◆ REQUIRED WORK: List every line in this data where the string "label" occurs.

◆ GIVEN DATA:
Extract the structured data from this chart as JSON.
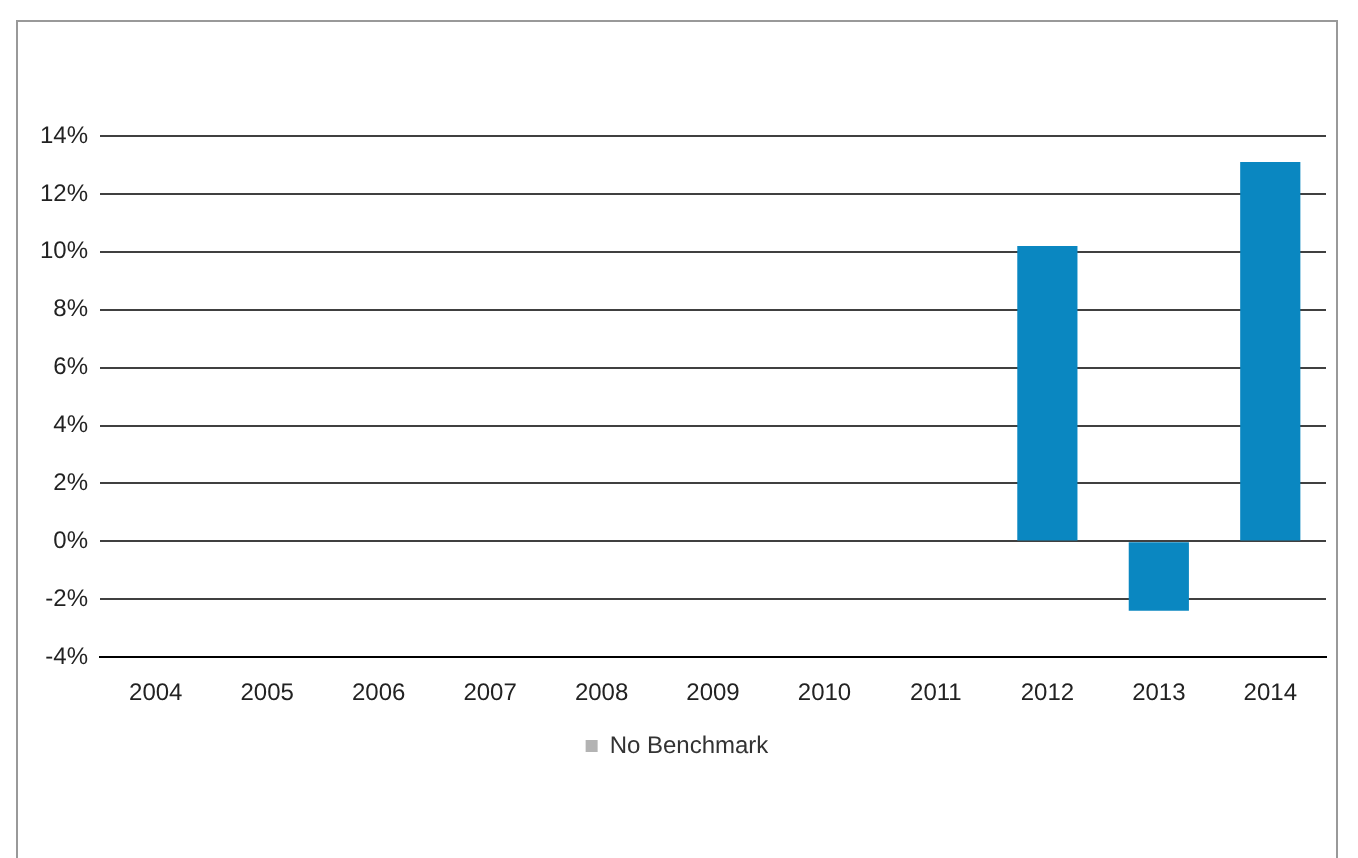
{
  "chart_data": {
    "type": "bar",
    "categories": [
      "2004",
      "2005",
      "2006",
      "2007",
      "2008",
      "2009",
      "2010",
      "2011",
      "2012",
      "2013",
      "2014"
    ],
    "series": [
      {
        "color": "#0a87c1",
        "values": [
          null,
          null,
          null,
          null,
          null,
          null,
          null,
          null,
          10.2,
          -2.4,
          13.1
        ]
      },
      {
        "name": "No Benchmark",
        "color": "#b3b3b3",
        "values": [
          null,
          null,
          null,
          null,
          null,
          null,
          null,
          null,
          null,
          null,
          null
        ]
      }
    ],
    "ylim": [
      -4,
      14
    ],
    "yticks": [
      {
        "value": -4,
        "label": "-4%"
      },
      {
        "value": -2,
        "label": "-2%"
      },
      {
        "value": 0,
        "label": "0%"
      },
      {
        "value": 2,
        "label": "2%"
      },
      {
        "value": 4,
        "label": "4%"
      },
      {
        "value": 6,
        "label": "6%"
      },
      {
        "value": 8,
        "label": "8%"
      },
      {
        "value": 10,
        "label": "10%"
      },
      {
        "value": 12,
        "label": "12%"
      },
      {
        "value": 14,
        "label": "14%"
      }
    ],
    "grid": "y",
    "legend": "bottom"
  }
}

◆ ANSWER TO THIS EXERCISE:
        "label": "-4%"
        "label": "-2%"
        "label": "0%"
        "label": "2%"
        "label": "4%"
        "label": "6%"
        "label": "8%"
        "label": "10%"
        "label": "12%"
        "label": "14%"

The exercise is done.